### Provided records ###

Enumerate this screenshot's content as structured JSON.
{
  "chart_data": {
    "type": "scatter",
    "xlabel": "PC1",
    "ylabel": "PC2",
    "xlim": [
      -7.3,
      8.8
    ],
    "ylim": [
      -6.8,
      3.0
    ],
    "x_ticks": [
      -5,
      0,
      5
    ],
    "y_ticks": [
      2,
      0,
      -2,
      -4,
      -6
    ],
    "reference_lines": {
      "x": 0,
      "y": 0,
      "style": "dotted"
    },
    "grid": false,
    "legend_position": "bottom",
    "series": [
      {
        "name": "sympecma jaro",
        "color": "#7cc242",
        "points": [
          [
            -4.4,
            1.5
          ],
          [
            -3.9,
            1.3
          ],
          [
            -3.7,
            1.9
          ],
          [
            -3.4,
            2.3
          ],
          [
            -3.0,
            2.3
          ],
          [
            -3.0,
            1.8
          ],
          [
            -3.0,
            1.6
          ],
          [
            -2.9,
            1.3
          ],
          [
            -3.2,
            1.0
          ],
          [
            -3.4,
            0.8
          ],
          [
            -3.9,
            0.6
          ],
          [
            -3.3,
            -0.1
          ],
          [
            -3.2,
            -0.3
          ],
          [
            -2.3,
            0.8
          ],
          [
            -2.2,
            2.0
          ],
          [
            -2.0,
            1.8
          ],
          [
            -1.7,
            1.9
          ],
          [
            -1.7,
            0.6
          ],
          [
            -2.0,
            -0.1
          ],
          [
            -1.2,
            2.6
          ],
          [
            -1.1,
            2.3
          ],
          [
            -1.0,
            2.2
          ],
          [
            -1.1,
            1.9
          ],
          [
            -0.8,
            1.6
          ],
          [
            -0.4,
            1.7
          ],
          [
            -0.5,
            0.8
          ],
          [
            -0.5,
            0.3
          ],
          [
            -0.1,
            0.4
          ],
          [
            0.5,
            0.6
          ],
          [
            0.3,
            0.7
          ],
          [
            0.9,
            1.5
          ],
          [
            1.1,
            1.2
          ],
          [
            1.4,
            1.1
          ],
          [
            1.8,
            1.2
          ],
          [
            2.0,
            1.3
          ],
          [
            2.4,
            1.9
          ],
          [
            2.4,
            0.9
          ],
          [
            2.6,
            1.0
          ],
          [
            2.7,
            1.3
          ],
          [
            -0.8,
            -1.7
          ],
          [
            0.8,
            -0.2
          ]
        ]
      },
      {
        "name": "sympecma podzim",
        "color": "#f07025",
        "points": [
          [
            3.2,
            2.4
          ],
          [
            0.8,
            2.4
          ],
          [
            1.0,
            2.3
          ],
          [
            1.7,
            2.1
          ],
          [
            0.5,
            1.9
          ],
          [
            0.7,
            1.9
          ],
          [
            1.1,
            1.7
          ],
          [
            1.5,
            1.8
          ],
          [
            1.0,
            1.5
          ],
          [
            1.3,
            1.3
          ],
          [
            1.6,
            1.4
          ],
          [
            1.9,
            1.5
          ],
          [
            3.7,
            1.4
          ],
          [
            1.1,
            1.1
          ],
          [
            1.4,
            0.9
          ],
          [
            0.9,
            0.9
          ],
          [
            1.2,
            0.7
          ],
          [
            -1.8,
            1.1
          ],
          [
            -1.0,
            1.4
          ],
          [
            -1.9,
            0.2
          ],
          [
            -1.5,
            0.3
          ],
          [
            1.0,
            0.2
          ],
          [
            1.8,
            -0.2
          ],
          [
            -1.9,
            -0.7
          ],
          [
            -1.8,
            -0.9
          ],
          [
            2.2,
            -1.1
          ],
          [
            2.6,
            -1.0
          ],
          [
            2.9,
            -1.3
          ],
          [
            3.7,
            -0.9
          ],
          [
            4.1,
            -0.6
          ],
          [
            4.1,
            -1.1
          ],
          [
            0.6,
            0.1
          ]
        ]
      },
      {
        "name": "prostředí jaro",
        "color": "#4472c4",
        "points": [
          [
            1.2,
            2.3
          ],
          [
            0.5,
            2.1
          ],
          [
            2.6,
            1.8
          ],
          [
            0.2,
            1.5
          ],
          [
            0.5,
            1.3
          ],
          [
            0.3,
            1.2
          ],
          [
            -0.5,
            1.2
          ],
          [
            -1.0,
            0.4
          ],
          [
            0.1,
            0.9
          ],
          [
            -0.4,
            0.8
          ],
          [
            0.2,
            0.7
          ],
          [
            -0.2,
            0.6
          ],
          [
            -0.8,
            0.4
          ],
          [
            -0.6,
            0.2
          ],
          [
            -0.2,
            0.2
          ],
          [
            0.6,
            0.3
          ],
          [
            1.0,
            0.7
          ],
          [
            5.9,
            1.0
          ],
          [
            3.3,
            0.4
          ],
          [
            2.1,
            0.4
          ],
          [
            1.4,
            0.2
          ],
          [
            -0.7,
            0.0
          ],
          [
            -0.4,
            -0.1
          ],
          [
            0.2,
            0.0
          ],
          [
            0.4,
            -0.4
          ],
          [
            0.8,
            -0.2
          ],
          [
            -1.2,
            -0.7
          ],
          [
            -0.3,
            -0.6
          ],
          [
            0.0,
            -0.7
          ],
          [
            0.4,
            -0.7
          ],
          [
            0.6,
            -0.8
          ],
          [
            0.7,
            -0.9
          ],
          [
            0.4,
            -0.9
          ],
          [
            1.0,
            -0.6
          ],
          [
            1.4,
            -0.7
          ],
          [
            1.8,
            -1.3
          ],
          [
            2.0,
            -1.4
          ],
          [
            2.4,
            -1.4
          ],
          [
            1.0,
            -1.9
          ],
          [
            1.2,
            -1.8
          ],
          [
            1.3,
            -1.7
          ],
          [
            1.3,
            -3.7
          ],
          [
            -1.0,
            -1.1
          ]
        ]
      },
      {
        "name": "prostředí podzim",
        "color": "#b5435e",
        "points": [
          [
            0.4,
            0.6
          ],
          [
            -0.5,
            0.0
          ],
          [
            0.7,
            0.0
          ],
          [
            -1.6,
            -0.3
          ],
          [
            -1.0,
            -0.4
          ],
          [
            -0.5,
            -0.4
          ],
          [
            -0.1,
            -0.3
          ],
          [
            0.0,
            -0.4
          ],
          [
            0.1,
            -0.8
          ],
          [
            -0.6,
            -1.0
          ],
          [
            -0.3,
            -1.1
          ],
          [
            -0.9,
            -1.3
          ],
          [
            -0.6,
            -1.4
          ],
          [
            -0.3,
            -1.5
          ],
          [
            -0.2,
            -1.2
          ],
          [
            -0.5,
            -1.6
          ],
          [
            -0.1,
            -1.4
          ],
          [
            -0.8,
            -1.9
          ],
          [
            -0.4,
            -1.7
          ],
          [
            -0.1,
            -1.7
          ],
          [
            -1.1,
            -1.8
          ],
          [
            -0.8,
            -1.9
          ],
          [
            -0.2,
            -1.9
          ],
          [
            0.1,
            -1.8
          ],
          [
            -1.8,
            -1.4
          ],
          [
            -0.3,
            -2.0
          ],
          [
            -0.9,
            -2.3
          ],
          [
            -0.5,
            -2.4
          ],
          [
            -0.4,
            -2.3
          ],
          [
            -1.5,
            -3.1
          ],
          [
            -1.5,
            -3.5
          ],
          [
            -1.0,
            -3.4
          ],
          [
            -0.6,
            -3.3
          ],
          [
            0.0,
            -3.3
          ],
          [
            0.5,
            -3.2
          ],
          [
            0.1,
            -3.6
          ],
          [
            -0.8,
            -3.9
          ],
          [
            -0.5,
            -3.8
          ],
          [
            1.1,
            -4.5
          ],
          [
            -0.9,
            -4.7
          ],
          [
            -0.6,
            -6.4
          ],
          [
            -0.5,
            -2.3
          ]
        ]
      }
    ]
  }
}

###

▶ _What the task asks_
Repeat the whole listing exactly, keeping every line intact.

▶ _Final result_
Enumerate this screenshot's content as structured JSON.
{
  "chart_data": {
    "type": "scatter",
    "xlabel": "PC1",
    "ylabel": "PC2",
    "xlim": [
      -7.3,
      8.8
    ],
    "ylim": [
      -6.8,
      3.0
    ],
    "x_ticks": [
      -5,
      0,
      5
    ],
    "y_ticks": [
      2,
      0,
      -2,
      -4,
      -6
    ],
    "reference_lines": {
      "x": 0,
      "y": 0,
      "style": "dotted"
    },
    "grid": false,
    "legend_position": "bottom",
    "series": [
      {
        "name": "sympecma jaro",
        "color": "#7cc242",
        "points": [
          [
            -4.4,
            1.5
          ],
          [
            -3.9,
            1.3
          ],
          [
            -3.7,
            1.9
          ],
          [
            -3.4,
            2.3
          ],
          [
            -3.0,
            2.3
          ],
          [
            -3.0,
            1.8
          ],
          [
            -3.0,
            1.6
          ],
          [
            -2.9,
            1.3
          ],
          [
            -3.2,
            1.0
          ],
          [
            -3.4,
            0.8
          ],
          [
            -3.9,
            0.6
          ],
          [
            -3.3,
            -0.1
          ],
          [
            -3.2,
            -0.3
          ],
          [
            -2.3,
            0.8
          ],
          [
            -2.2,
            2.0
          ],
          [
            -2.0,
            1.8
          ],
          [
            -1.7,
            1.9
          ],
          [
            -1.7,
            0.6
          ],
          [
            -2.0,
            -0.1
          ],
          [
            -1.2,
            2.6
          ],
          [
            -1.1,
            2.3
          ],
          [
            -1.0,
            2.2
          ],
          [
            -1.1,
            1.9
          ],
          [
            -0.8,
            1.6
          ],
          [
            -0.4,
            1.7
          ],
          [
            -0.5,
            0.8
          ],
          [
            -0.5,
            0.3
          ],
          [
            -0.1,
            0.4
          ],
          [
            0.5,
            0.6
          ],
          [
            0.3,
            0.7
          ],
          [
            0.9,
            1.5
          ],
          [
            1.1,
            1.2
          ],
          [
            1.4,
            1.1
          ],
          [
            1.8,
            1.2
          ],
          [
            2.0,
            1.3
          ],
          [
            2.4,
            1.9
          ],
          [
            2.4,
            0.9
          ],
          [
            2.6,
            1.0
          ],
          [
            2.7,
            1.3
          ],
          [
            -0.8,
            -1.7
          ],
          [
            0.8,
            -0.2
          ]
        ]
      },
      {
        "name": "sympecma podzim",
        "color": "#f07025",
        "points": [
          [
            3.2,
            2.4
          ],
          [
            0.8,
            2.4
          ],
          [
            1.0,
            2.3
          ],
          [
            1.7,
            2.1
          ],
          [
            0.5,
            1.9
          ],
          [
            0.7,
            1.9
          ],
          [
            1.1,
            1.7
          ],
          [
            1.5,
            1.8
          ],
          [
            1.0,
            1.5
          ],
          [
            1.3,
            1.3
          ],
          [
            1.6,
            1.4
          ],
          [
            1.9,
            1.5
          ],
          [
            3.7,
            1.4
          ],
          [
            1.1,
            1.1
          ],
          [
            1.4,
            0.9
          ],
          [
            0.9,
            0.9
          ],
          [
            1.2,
            0.7
          ],
          [
            -1.8,
            1.1
          ],
          [
            -1.0,
            1.4
          ],
          [
            -1.9,
            0.2
          ],
          [
            -1.5,
            0.3
          ],
          [
            1.0,
            0.2
          ],
          [
            1.8,
            -0.2
          ],
          [
            -1.9,
            -0.7
          ],
          [
            -1.8,
            -0.9
          ],
          [
            2.2,
            -1.1
          ],
          [
            2.6,
            -1.0
          ],
          [
            2.9,
            -1.3
          ],
          [
            3.7,
            -0.9
          ],
          [
            4.1,
            -0.6
          ],
          [
            4.1,
            -1.1
          ],
          [
            0.6,
            0.1
          ]
        ]
      },
      {
        "name": "prostředí jaro",
        "color": "#4472c4",
        "points": [
          [
            1.2,
            2.3
          ],
          [
            0.5,
            2.1
          ],
          [
            2.6,
            1.8
          ],
          [
            0.2,
            1.5
          ],
          [
            0.5,
            1.3
          ],
          [
            0.3,
            1.2
          ],
          [
            -0.5,
            1.2
          ],
          [
            -1.0,
            0.4
          ],
          [
            0.1,
            0.9
          ],
          [
            -0.4,
            0.8
          ],
          [
            0.2,
            0.7
          ],
          [
            -0.2,
            0.6
          ],
          [
            -0.8,
            0.4
          ],
          [
            -0.6,
            0.2
          ],
          [
            -0.2,
            0.2
          ],
          [
            0.6,
            0.3
          ],
          [
            1.0,
            0.7
          ],
          [
            5.9,
            1.0
          ],
          [
            3.3,
            0.4
          ],
          [
            2.1,
            0.4
          ],
          [
            1.4,
            0.2
          ],
          [
            -0.7,
            0.0
          ],
          [
            -0.4,
            -0.1
          ],
          [
            0.2,
            0.0
          ],
          [
            0.4,
            -0.4
          ],
          [
            0.8,
            -0.2
          ],
          [
            -1.2,
            -0.7
          ],
          [
            -0.3,
            -0.6
          ],
          [
            0.0,
            -0.7
          ],
          [
            0.4,
            -0.7
          ],
          [
            0.6,
            -0.8
          ],
          [
            0.7,
            -0.9
          ],
          [
            0.4,
            -0.9
          ],
          [
            1.0,
            -0.6
          ],
          [
            1.4,
            -0.7
          ],
          [
            1.8,
            -1.3
          ],
          [
            2.0,
            -1.4
          ],
          [
            2.4,
            -1.4
          ],
          [
            1.0,
            -1.9
          ],
          [
            1.2,
            -1.8
          ],
          [
            1.3,
            -1.7
          ],
          [
            1.3,
            -3.7
          ],
          [
            -1.0,
            -1.1
          ]
        ]
      },
      {
        "name": "prostředí podzim",
        "color": "#b5435e",
        "points": [
          [
            0.4,
            0.6
          ],
          [
            -0.5,
            0.0
          ],
          [
            0.7,
            0.0
          ],
          [
            -1.6,
            -0.3
          ],
          [
            -1.0,
            -0.4
          ],
          [
            -0.5,
            -0.4
          ],
          [
            -0.1,
            -0.3
          ],
          [
            0.0,
            -0.4
          ],
          [
            0.1,
            -0.8
          ],
          [
            -0.6,
            -1.0
          ],
          [
            -0.3,
            -1.1
          ],
          [
            -0.9,
            -1.3
          ],
          [
            -0.6,
            -1.4
          ],
          [
            -0.3,
            -1.5
          ],
          [
            -0.2,
            -1.2
          ],
          [
            -0.5,
            -1.6
          ],
          [
            -0.1,
            -1.4
          ],
          [
            -0.8,
            -1.9
          ],
          [
            -0.4,
            -1.7
          ],
          [
            -0.1,
            -1.7
          ],
          [
            -1.1,
            -1.8
          ],
          [
            -0.8,
            -1.9
          ],
          [
            -0.2,
            -1.9
          ],
          [
            0.1,
            -1.8
          ],
          [
            -1.8,
            -1.4
          ],
          [
            -0.3,
            -2.0
          ],
          [
            -0.9,
            -2.3
          ],
          [
            -0.5,
            -2.4
          ],
          [
            -0.4,
            -2.3
          ],
          [
            -1.5,
            -3.1
          ],
          [
            -1.5,
            -3.5
          ],
          [
            -1.0,
            -3.4
          ],
          [
            -0.6,
            -3.3
          ],
          [
            0.0,
            -3.3
          ],
          [
            0.5,
            -3.2
          ],
          [
            0.1,
            -3.6
          ],
          [
            -0.8,
            -3.9
          ],
          [
            -0.5,
            -3.8
          ],
          [
            1.1,
            -4.5
          ],
          [
            -0.9,
            -4.7
          ],
          [
            -0.6,
            -6.4
          ],
          [
            -0.5,
            -2.3
          ]
        ]
      }
    ]
  }
}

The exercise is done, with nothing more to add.